— Begin GIVEN RECORDS —
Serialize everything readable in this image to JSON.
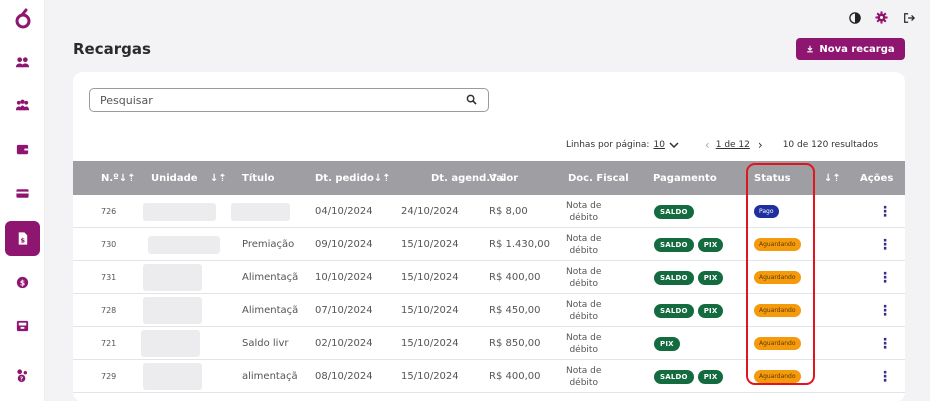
{
  "sidebar": {
    "logo_icon": "brand-logo-icon",
    "items": [
      {
        "name": "users-icon"
      },
      {
        "name": "groups-icon"
      },
      {
        "name": "wallet-icon"
      },
      {
        "name": "card-icon"
      },
      {
        "name": "recharges-icon",
        "active": true
      },
      {
        "name": "coin-icon"
      },
      {
        "name": "store-icon"
      },
      {
        "name": "settings-group-icon"
      }
    ]
  },
  "top_actions": [
    "contrast-icon",
    "gear-icon",
    "logout-icon"
  ],
  "page": {
    "title": "Recargas",
    "new_button": "Nova recarga"
  },
  "search": {
    "placeholder": "Pesquisar"
  },
  "pager": {
    "rows_label": "Linhas por página:",
    "rows_value": "10",
    "page": "1 de 12",
    "results": "10 de 120 resultados"
  },
  "table": {
    "headers": {
      "id": "N.º",
      "unit": "Unidade",
      "title": "Título",
      "order_date": "Dt. pedido",
      "sched_date": "Dt. agend.",
      "value": "Valor",
      "doc": "Doc. Fiscal",
      "payment": "Pagamento",
      "status": "Status",
      "actions": "Ações"
    },
    "rows": [
      {
        "id": "726",
        "title": "",
        "order_date": "04/10/2024",
        "sched_date": "24/10/2024",
        "value": "R$ 8,00",
        "doc1": "Nota de",
        "doc2": "débito",
        "payment": [
          "SALDO"
        ],
        "status": "Pago",
        "status_type": "paid"
      },
      {
        "id": "730",
        "title": "Premiação",
        "order_date": "09/10/2024",
        "sched_date": "15/10/2024",
        "value": "R$ 1.430,00",
        "doc1": "Nota de",
        "doc2": "débito",
        "payment": [
          "SALDO",
          "PIX"
        ],
        "status": "Aguardando",
        "status_type": "pending"
      },
      {
        "id": "731",
        "title": "Alimentaçã",
        "order_date": "10/10/2024",
        "sched_date": "15/10/2024",
        "value": "R$ 400,00",
        "doc1": "Nota de",
        "doc2": "débito",
        "payment": [
          "SALDO",
          "PIX"
        ],
        "status": "Aguardando",
        "status_type": "pending"
      },
      {
        "id": "728",
        "title": "Alimentaçã",
        "order_date": "07/10/2024",
        "sched_date": "15/10/2024",
        "value": "R$ 450,00",
        "doc1": "Nota de",
        "doc2": "débito",
        "payment": [
          "SALDO",
          "PIX"
        ],
        "status": "Aguardando",
        "status_type": "pending"
      },
      {
        "id": "721",
        "title": "Saldo livr",
        "order_date": "02/10/2024",
        "sched_date": "15/10/2024",
        "value": "R$ 850,00",
        "doc1": "Nota de",
        "doc2": "débito",
        "payment": [
          "PIX"
        ],
        "status": "Aguardando",
        "status_type": "pending"
      },
      {
        "id": "729",
        "title": "alimentaçã",
        "order_date": "08/10/2024",
        "sched_date": "15/10/2024",
        "value": "R$ 400,00",
        "doc1": "Nota de",
        "doc2": "débito",
        "payment": [
          "SALDO",
          "PIX"
        ],
        "status": "Aguardando",
        "status_type": "pending"
      }
    ]
  },
  "colors": {
    "brand": "#8e1670",
    "header_bg": "#9e9ea3",
    "chip_green": "#136b3f",
    "status_paid": "#1f2f9e",
    "status_pending": "#f59a0c",
    "highlight": "#e0151e"
  }
}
— End GIVEN RECORDS —
Please write out all the data again word for word, but not the pictures.

- **EXERCISE ANSWER**:
Serialize everything readable in this image to JSON.
{
  "sidebar": {
    "logo_icon": "brand-logo-icon",
    "items": [
      {
        "name": "users-icon"
      },
      {
        "name": "groups-icon"
      },
      {
        "name": "wallet-icon"
      },
      {
        "name": "card-icon"
      },
      {
        "name": "recharges-icon",
        "active": true
      },
      {
        "name": "coin-icon"
      },
      {
        "name": "store-icon"
      },
      {
        "name": "settings-group-icon"
      }
    ]
  },
  "top_actions": [
    "contrast-icon",
    "gear-icon",
    "logout-icon"
  ],
  "page": {
    "title": "Recargas",
    "new_button": "Nova recarga"
  },
  "search": {
    "placeholder": "Pesquisar"
  },
  "pager": {
    "rows_label": "Linhas por página:",
    "rows_value": "10",
    "page": "1 de 12",
    "results": "10 de 120 resultados"
  },
  "table": {
    "headers": {
      "id": "N.º",
      "unit": "Unidade",
      "title": "Título",
      "order_date": "Dt. pedido",
      "sched_date": "Dt. agend.",
      "value": "Valor",
      "doc": "Doc. Fiscal",
      "payment": "Pagamento",
      "status": "Status",
      "actions": "Ações"
    },
    "rows": [
      {
        "id": "726",
        "title": "",
        "order_date": "04/10/2024",
        "sched_date": "24/10/2024",
        "value": "R$ 8,00",
        "doc1": "Nota de",
        "doc2": "débito",
        "payment": [
          "SALDO"
        ],
        "status": "Pago",
        "status_type": "paid"
      },
      {
        "id": "730",
        "title": "Premiação",
        "order_date": "09/10/2024",
        "sched_date": "15/10/2024",
        "value": "R$ 1.430,00",
        "doc1": "Nota de",
        "doc2": "débito",
        "payment": [
          "SALDO",
          "PIX"
        ],
        "status": "Aguardando",
        "status_type": "pending"
      },
      {
        "id": "731",
        "title": "Alimentaçã",
        "order_date": "10/10/2024",
        "sched_date": "15/10/2024",
        "value": "R$ 400,00",
        "doc1": "Nota de",
        "doc2": "débito",
        "payment": [
          "SALDO",
          "PIX"
        ],
        "status": "Aguardando",
        "status_type": "pending"
      },
      {
        "id": "728",
        "title": "Alimentaçã",
        "order_date": "07/10/2024",
        "sched_date": "15/10/2024",
        "value": "R$ 450,00",
        "doc1": "Nota de",
        "doc2": "débito",
        "payment": [
          "SALDO",
          "PIX"
        ],
        "status": "Aguardando",
        "status_type": "pending"
      },
      {
        "id": "721",
        "title": "Saldo livr",
        "order_date": "02/10/2024",
        "sched_date": "15/10/2024",
        "value": "R$ 850,00",
        "doc1": "Nota de",
        "doc2": "débito",
        "payment": [
          "PIX"
        ],
        "status": "Aguardando",
        "status_type": "pending"
      },
      {
        "id": "729",
        "title": "alimentaçã",
        "order_date": "08/10/2024",
        "sched_date": "15/10/2024",
        "value": "R$ 400,00",
        "doc1": "Nota de",
        "doc2": "débito",
        "payment": [
          "SALDO",
          "PIX"
        ],
        "status": "Aguardando",
        "status_type": "pending"
      }
    ]
  },
  "colors": {
    "brand": "#8e1670",
    "header_bg": "#9e9ea3",
    "chip_green": "#136b3f",
    "status_paid": "#1f2f9e",
    "status_pending": "#f59a0c",
    "highlight": "#e0151e"
  }
}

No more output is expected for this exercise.